- [PROBLEM]
From the listing below, tally the lines that include "against". Return only the total.

- [TASK INPUTS]

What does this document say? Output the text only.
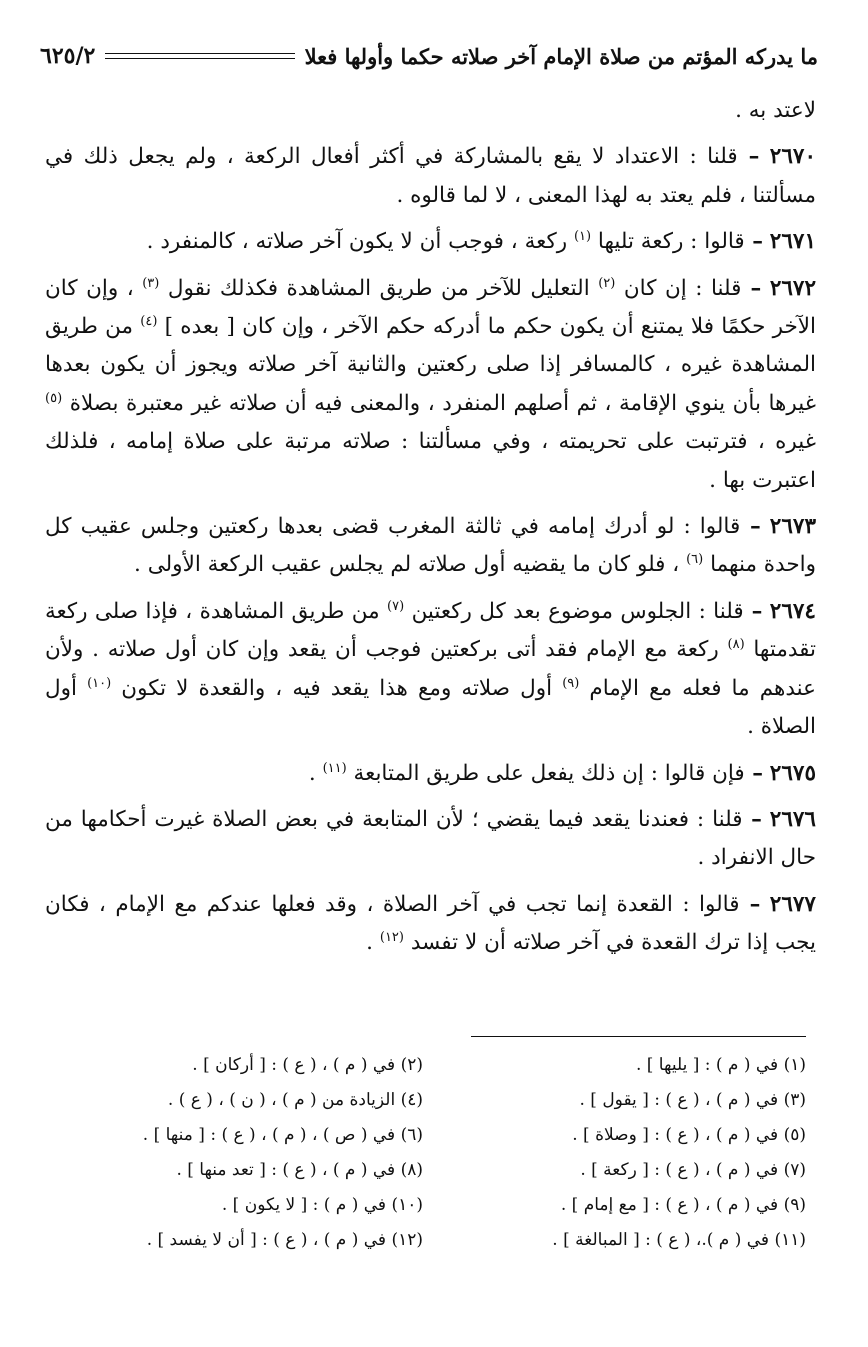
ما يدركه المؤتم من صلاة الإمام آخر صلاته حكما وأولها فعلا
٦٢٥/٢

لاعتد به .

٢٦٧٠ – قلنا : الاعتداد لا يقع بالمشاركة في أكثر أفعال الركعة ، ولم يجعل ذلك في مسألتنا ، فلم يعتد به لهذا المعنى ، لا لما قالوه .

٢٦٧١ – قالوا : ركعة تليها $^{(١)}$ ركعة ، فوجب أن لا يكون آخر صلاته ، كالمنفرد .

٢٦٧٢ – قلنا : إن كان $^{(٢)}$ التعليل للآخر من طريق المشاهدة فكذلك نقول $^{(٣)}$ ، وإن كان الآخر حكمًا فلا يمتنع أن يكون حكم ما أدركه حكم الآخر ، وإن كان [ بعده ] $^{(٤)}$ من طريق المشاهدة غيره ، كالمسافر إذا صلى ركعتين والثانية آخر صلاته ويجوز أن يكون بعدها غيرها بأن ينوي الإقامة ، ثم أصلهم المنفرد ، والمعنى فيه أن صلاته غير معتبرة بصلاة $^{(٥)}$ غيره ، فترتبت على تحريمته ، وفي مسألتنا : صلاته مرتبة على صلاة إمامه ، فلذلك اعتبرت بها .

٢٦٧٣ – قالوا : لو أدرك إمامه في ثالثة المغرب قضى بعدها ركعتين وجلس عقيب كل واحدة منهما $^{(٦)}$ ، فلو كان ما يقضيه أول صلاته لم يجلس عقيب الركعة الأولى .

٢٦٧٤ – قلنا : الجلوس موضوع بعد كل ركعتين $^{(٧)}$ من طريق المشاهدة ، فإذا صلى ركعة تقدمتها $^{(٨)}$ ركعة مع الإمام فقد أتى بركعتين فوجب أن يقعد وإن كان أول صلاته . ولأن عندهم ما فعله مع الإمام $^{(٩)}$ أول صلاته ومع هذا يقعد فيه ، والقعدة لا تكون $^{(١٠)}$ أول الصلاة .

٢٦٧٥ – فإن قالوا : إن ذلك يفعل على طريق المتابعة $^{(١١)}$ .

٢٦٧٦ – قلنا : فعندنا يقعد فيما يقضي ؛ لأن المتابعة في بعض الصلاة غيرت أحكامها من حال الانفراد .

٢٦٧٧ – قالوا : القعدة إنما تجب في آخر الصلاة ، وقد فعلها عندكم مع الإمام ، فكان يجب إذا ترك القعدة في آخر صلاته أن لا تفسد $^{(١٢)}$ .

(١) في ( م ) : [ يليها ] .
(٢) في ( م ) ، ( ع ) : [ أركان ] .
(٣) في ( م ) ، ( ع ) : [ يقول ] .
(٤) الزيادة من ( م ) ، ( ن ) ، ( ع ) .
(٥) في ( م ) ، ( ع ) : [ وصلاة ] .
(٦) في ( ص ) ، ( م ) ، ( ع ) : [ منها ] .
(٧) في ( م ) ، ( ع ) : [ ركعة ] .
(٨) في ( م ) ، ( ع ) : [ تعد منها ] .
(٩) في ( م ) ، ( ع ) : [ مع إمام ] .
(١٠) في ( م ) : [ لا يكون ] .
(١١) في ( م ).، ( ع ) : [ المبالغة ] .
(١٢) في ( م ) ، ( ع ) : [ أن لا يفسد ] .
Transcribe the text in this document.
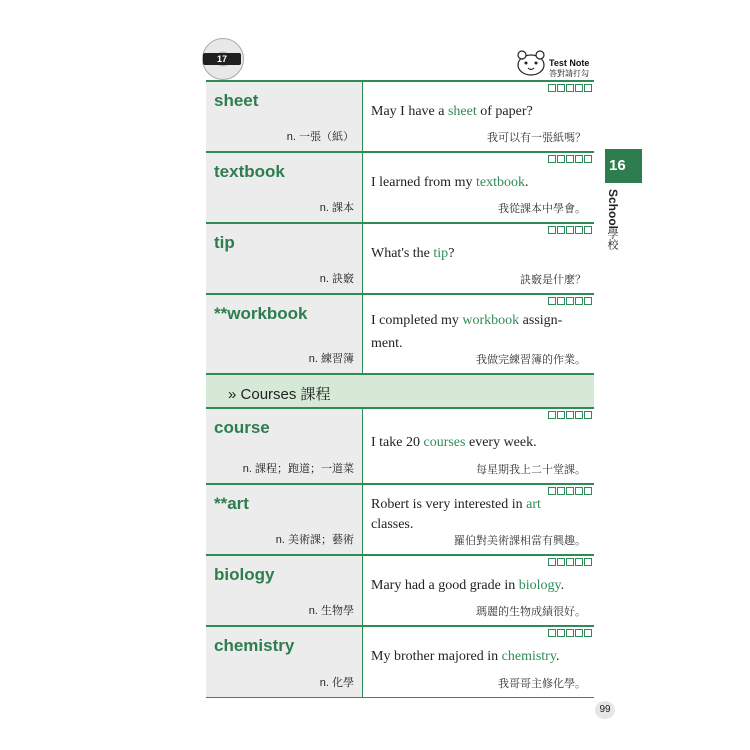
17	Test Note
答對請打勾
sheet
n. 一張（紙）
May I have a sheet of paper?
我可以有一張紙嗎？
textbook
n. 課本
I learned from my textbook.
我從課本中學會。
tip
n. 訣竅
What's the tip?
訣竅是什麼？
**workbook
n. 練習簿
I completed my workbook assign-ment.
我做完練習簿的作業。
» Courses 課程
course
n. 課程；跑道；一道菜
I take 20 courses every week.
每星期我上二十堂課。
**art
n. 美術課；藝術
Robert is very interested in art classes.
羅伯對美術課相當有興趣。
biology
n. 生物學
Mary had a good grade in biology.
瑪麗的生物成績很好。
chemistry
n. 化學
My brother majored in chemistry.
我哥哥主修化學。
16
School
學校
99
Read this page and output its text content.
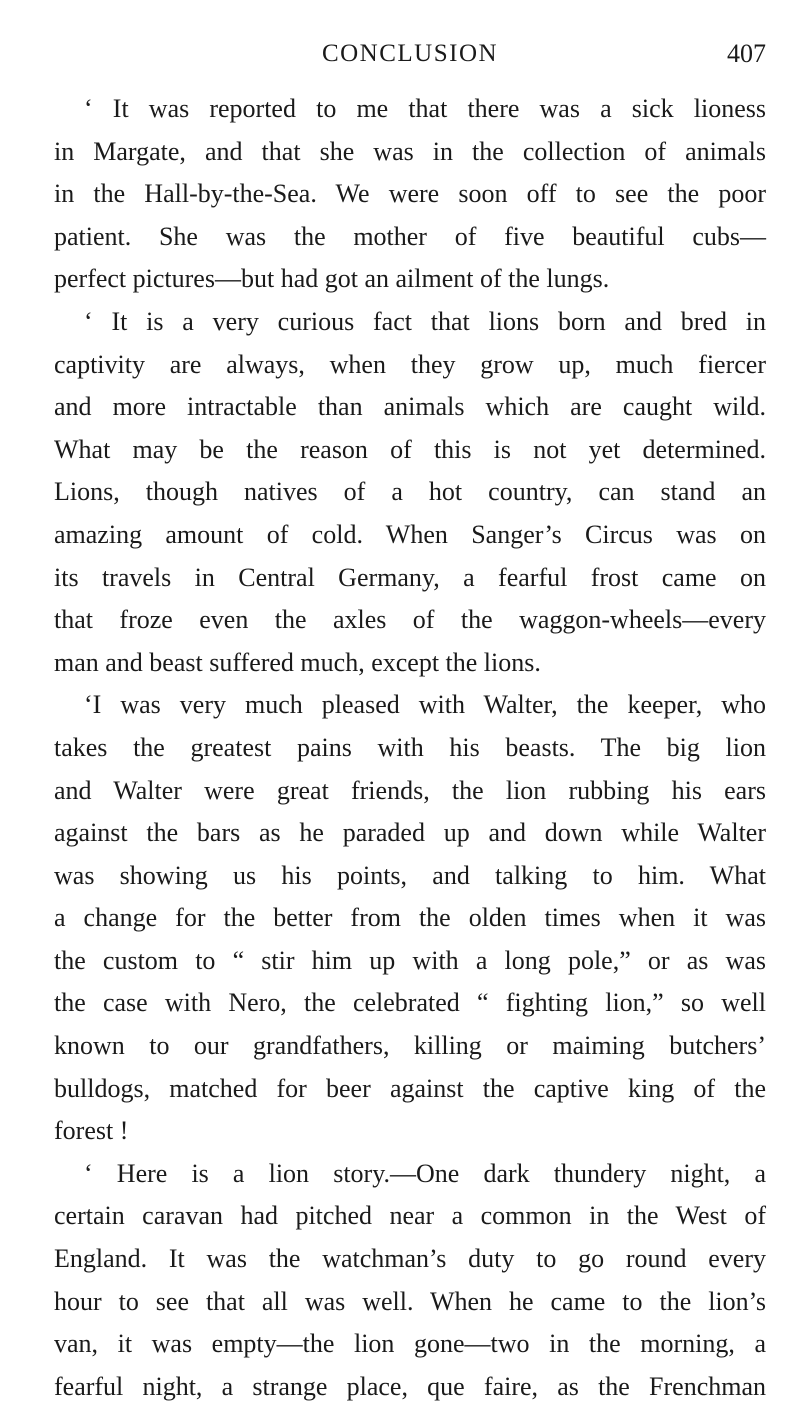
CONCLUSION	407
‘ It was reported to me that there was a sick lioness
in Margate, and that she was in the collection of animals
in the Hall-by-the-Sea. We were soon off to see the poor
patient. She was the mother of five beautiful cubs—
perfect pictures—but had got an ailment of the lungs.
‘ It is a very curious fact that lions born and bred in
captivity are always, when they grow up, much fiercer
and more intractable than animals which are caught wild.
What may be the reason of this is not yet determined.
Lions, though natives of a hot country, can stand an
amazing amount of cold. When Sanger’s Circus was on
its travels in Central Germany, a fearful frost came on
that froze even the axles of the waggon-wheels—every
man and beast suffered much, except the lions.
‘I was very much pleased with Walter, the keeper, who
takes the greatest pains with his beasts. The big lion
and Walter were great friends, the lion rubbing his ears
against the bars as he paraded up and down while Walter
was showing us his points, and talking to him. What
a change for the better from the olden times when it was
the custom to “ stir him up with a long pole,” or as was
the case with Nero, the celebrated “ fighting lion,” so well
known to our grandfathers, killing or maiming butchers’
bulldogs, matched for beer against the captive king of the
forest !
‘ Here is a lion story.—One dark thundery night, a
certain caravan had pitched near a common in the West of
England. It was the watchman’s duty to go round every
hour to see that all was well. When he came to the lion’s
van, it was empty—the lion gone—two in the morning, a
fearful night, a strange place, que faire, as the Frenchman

==

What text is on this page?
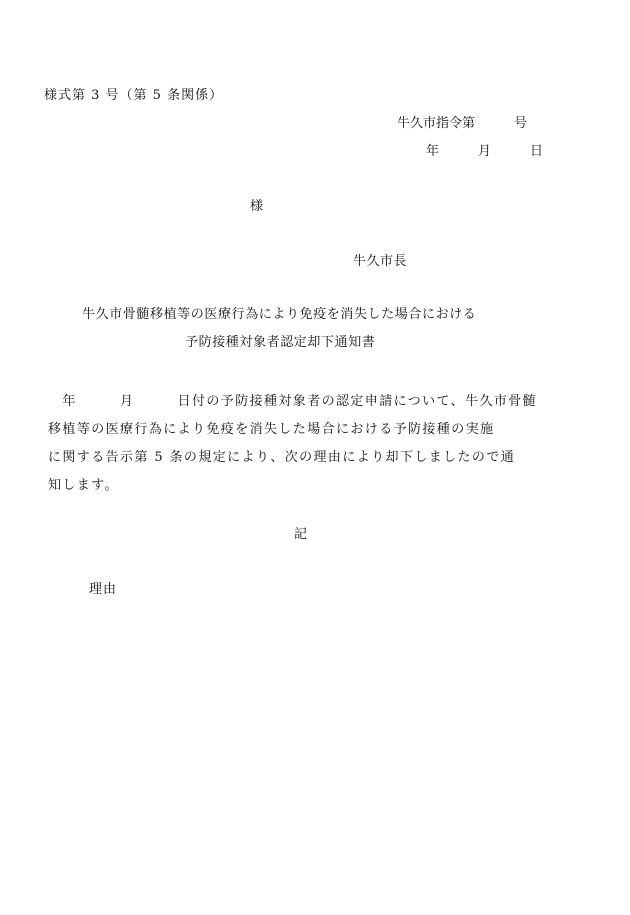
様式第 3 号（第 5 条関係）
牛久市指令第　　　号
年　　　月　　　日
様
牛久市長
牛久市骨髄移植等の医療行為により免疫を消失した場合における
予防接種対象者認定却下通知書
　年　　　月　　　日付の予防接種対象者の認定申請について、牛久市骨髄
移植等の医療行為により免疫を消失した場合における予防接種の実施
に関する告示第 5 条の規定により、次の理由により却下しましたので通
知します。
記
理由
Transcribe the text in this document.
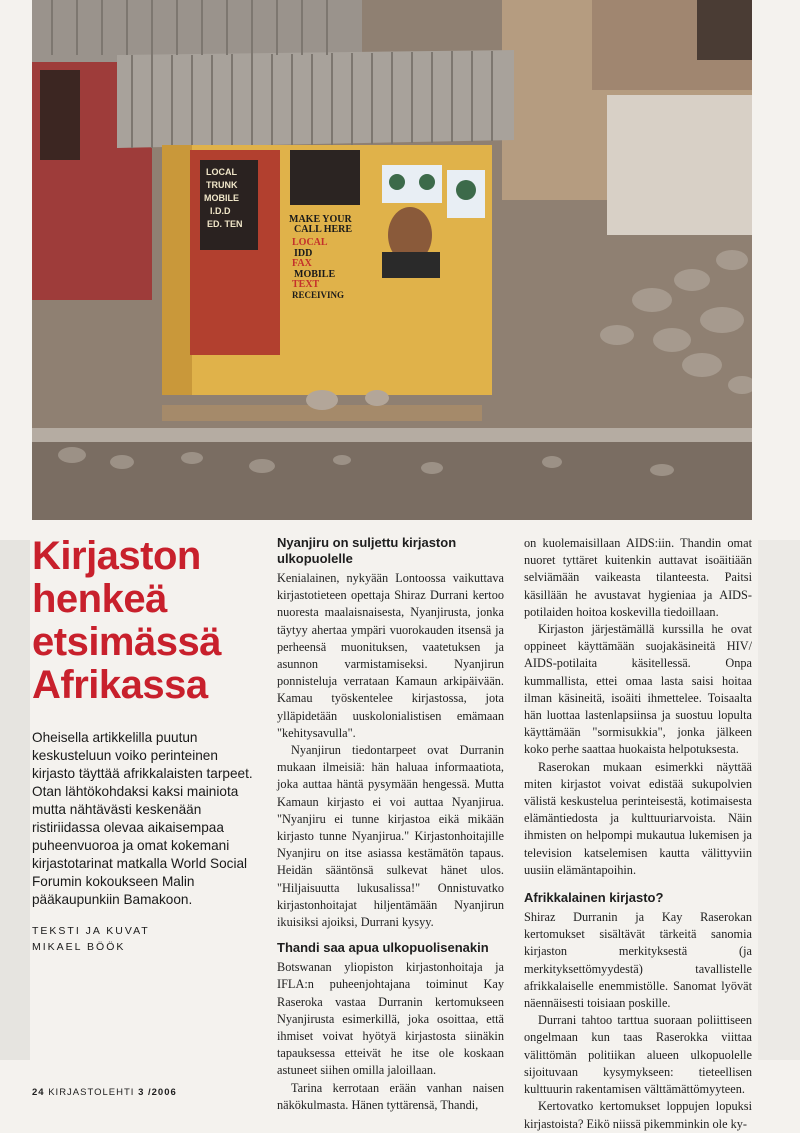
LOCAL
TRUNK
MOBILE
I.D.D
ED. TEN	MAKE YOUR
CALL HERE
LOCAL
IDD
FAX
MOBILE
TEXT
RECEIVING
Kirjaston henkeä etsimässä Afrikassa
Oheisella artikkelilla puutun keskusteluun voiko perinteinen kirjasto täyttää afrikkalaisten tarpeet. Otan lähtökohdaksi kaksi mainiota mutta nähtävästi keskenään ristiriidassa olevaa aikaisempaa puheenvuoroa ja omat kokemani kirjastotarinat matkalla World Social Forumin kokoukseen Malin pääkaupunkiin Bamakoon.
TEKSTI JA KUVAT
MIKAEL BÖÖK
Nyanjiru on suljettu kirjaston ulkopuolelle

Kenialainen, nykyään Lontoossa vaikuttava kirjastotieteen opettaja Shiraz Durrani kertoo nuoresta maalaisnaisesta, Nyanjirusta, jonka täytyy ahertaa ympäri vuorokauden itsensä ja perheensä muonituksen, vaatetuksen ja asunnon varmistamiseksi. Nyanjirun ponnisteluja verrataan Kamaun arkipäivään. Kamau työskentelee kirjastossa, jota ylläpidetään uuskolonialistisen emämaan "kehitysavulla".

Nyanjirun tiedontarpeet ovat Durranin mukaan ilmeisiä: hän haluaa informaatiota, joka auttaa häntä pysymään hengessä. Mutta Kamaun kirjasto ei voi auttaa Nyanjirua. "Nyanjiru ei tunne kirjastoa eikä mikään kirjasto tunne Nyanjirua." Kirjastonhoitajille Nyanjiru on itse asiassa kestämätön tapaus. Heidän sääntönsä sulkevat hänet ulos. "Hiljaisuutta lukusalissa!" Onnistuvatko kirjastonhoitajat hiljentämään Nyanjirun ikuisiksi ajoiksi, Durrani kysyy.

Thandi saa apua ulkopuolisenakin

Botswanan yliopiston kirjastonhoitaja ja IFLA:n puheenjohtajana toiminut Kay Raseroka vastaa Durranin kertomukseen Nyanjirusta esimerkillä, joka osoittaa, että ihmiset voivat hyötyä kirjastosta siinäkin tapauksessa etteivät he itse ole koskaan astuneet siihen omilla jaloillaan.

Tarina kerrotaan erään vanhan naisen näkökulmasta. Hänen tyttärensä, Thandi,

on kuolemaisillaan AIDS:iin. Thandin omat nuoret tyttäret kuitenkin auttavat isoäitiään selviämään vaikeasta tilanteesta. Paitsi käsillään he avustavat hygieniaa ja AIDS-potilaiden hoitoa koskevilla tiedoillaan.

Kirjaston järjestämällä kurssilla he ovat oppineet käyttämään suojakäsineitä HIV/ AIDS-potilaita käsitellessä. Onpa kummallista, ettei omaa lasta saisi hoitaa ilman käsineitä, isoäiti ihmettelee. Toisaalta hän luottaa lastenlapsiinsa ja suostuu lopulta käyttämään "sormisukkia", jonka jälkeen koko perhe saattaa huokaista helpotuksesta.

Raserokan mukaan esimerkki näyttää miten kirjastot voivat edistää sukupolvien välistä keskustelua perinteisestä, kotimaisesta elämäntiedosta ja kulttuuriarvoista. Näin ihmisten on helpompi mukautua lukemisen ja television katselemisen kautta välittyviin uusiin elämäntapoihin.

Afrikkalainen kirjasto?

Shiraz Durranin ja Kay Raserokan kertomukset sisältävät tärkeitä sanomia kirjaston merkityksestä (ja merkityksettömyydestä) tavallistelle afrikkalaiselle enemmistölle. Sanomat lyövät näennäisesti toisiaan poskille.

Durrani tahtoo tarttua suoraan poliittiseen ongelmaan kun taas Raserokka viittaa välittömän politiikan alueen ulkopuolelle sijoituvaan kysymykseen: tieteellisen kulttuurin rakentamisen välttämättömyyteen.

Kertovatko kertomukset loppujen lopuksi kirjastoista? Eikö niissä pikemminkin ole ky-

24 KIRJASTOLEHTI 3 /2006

- [ANSWER TO THE TASK]
2